Find each line with "operation" and copy it.

· · · · ·

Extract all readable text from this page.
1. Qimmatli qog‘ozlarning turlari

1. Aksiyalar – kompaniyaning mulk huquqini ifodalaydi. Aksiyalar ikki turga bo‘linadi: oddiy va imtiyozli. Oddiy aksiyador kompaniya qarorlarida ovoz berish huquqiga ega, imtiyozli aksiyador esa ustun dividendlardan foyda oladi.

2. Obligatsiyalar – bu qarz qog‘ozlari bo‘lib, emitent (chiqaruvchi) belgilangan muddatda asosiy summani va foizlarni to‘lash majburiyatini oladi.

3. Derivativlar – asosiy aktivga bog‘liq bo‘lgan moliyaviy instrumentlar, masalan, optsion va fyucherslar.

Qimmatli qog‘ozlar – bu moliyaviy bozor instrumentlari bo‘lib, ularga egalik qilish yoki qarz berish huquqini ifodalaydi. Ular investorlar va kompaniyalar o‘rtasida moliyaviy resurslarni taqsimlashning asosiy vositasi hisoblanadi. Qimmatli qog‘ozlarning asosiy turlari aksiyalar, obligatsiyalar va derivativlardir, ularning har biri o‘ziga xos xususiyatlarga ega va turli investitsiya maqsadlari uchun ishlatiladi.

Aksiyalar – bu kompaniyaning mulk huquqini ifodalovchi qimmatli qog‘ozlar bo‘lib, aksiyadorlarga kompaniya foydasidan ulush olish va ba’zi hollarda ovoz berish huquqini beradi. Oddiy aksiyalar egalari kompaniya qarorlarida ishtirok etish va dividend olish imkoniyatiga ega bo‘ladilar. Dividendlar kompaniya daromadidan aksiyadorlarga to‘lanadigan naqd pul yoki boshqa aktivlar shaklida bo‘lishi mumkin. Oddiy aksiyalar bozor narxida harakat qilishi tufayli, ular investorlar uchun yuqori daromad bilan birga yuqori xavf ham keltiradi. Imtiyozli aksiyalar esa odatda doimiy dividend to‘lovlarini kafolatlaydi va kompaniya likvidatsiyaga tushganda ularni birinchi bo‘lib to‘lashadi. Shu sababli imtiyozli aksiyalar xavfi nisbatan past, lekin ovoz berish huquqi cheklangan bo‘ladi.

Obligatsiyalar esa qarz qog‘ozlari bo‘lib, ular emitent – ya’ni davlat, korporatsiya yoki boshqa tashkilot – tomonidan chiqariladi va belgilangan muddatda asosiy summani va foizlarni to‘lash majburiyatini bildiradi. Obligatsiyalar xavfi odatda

· · · · ·

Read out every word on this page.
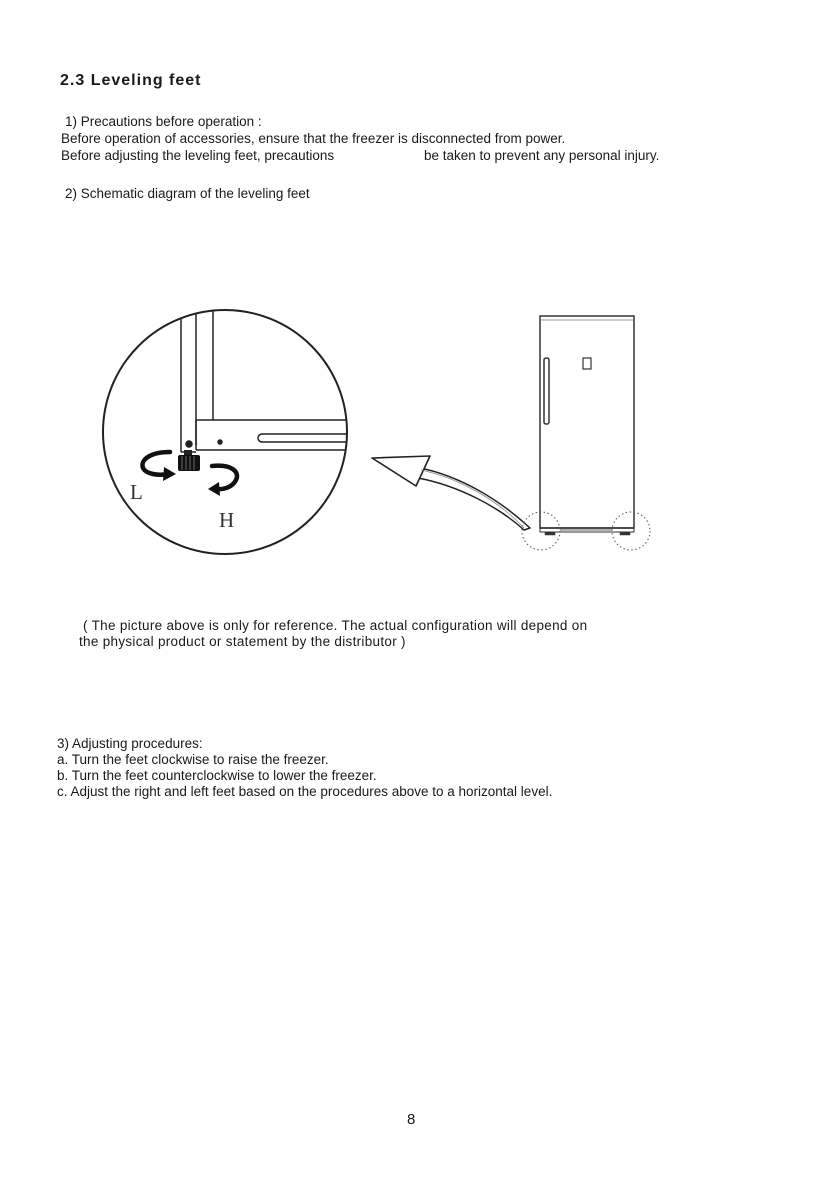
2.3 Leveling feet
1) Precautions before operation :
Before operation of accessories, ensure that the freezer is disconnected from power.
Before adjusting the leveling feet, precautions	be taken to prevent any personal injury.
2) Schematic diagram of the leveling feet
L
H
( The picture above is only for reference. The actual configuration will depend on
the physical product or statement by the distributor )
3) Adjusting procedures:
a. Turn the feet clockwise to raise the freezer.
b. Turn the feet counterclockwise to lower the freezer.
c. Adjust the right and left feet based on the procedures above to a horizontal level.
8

· · · · ·

RESPONSE TO THIS EXERCISE:
1) Precautions before operation :
Before operation of accessories, ensure that the freezer is disconnected from power.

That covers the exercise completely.